Direction: Recast the stretch of the rows below that opens with the line containing "y-tick-label: 0.0 xyxy=(525,419,544,433)" and closes with the line containing "x-tick-label: 1.4 xyxy=(382,450,401,464)", both ends included, as a Markdown table with the columns Number and Line. Give each line its own number and leave out any blank lines.

──────────

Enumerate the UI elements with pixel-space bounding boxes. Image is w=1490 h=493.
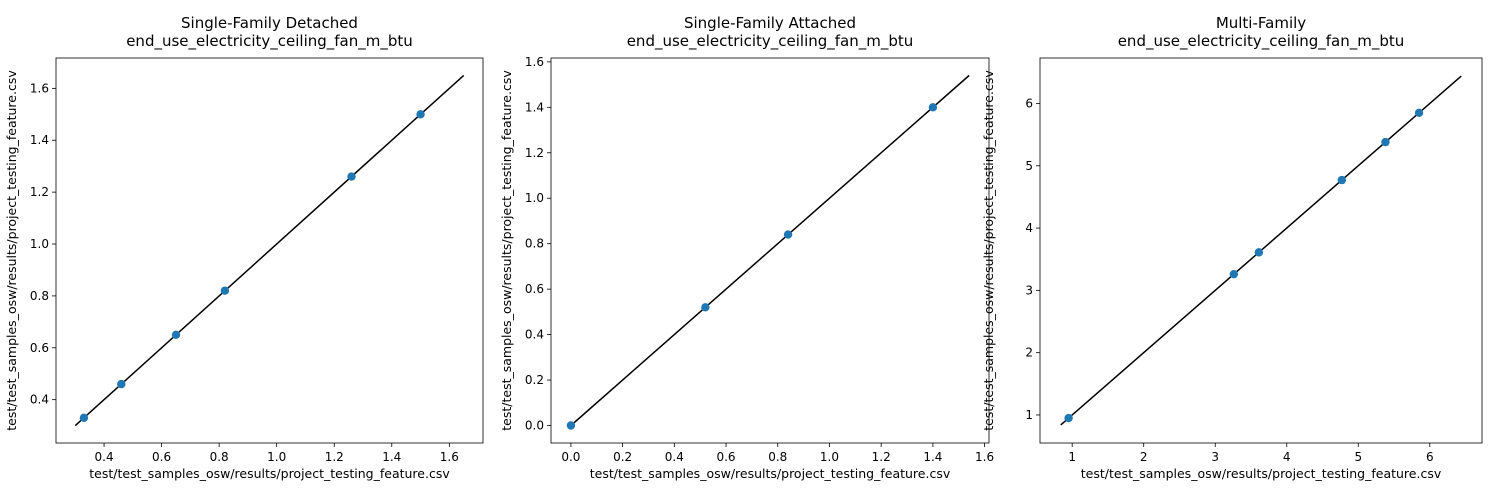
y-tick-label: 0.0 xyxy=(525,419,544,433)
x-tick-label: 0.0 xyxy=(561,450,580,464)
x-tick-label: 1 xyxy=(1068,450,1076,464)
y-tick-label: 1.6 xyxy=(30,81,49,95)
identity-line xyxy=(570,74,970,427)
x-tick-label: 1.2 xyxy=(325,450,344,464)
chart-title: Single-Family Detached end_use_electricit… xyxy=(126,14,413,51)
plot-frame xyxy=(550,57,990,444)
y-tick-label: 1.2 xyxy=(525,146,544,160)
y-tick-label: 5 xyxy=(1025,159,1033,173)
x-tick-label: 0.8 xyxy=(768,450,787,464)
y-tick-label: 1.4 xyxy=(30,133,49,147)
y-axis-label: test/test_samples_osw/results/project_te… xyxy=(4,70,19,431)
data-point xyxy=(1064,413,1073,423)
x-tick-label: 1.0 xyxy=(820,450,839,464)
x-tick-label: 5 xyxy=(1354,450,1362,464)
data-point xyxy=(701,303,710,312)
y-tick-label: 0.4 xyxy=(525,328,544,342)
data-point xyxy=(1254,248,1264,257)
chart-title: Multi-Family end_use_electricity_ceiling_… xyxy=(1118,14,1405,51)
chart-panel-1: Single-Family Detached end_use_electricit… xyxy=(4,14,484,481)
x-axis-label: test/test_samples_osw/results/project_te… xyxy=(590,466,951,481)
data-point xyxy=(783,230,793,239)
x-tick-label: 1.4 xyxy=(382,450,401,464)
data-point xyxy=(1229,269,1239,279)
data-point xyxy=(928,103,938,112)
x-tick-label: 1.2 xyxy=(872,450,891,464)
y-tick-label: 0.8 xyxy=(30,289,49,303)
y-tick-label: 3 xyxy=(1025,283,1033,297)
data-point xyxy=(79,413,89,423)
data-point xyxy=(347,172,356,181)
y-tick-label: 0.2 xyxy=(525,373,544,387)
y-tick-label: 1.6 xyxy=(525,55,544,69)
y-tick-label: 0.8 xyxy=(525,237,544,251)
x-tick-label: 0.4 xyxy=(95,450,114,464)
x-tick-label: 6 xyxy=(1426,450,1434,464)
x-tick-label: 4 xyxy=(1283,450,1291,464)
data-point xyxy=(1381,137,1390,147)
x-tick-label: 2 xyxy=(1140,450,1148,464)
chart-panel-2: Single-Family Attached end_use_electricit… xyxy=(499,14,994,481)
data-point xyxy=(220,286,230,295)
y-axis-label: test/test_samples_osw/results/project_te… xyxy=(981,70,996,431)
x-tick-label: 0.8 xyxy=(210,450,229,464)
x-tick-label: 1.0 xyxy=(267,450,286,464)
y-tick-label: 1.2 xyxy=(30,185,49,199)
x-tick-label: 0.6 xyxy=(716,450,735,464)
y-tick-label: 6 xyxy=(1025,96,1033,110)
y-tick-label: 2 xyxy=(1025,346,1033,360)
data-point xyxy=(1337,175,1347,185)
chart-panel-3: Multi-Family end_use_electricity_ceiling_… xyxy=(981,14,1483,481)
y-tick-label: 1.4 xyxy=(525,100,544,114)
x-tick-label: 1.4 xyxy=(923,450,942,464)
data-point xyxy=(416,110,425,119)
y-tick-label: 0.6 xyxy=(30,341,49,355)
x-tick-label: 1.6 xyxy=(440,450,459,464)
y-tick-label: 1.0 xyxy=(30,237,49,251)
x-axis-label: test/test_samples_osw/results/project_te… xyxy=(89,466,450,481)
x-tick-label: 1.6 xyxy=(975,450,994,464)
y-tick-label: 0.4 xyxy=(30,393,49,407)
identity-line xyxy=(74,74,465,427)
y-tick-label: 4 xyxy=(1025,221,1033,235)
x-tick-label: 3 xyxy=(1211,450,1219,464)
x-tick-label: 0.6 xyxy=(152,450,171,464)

──────────

Correct result:
| Number | Line |
|---|---|
| 1 | y-tick-label: 0.0 xyxy=(525,419,544,433) |
| 2 | x-tick-label: 0.0 xyxy=(561,450,580,464) |
| 3 | x-tick-label: 1 xyxy=(1068,450,1076,464) |
| 4 | y-tick-label: 1.6 xyxy=(30,81,49,95) |
| 5 | identity-line xyxy=(570,74,970,427) |
| 6 | x-tick-label: 1.2 xyxy=(325,450,344,464) |
| 7 | chart-title: Single-Family Detached end_use_electricit… xyxy=(126,14,413,51) |
| 8 | plot-frame xyxy=(550,57,990,444) |
| 9 | y-tick-label: 1.2 xyxy=(525,146,544,160) |
| 10 | y-tick-label: 5 xyxy=(1025,159,1033,173) |
| 11 | x-tick-label: 0.8 xyxy=(768,450,787,464) |
| 12 | y-tick-label: 1.4 xyxy=(30,133,49,147) |
| 13 | y-axis-label: test/test_samples_osw/results/project_te… xyxy=(4,70,19,431) |
| 14 | data-point xyxy=(1064,413,1073,423) |
| 15 | x-tick-label: 1.0 xyxy=(820,450,839,464) |
| 16 | x-tick-label: 5 xyxy=(1354,450,1362,464) |
| 17 | data-point xyxy=(701,303,710,312) |
| 18 | y-tick-label: 0.4 xyxy=(525,328,544,342) |
| 19 | data-point xyxy=(1254,248,1264,257) |
| 20 | chart-title: Multi-Family end_use_electricity_ceiling_… xyxy=(1118,14,1405,51) |
| 21 | chart-panel-1: Single-Family Detached end_use_electricit… xyxy=(4,14,484,481) |
| 22 | x-axis-label: test/test_samples_osw/results/project_te… xyxy=(590,466,951,481) |
| 23 | data-point xyxy=(783,230,793,239) |
| 24 | x-tick-label: 1.4 xyxy=(382,450,401,464) |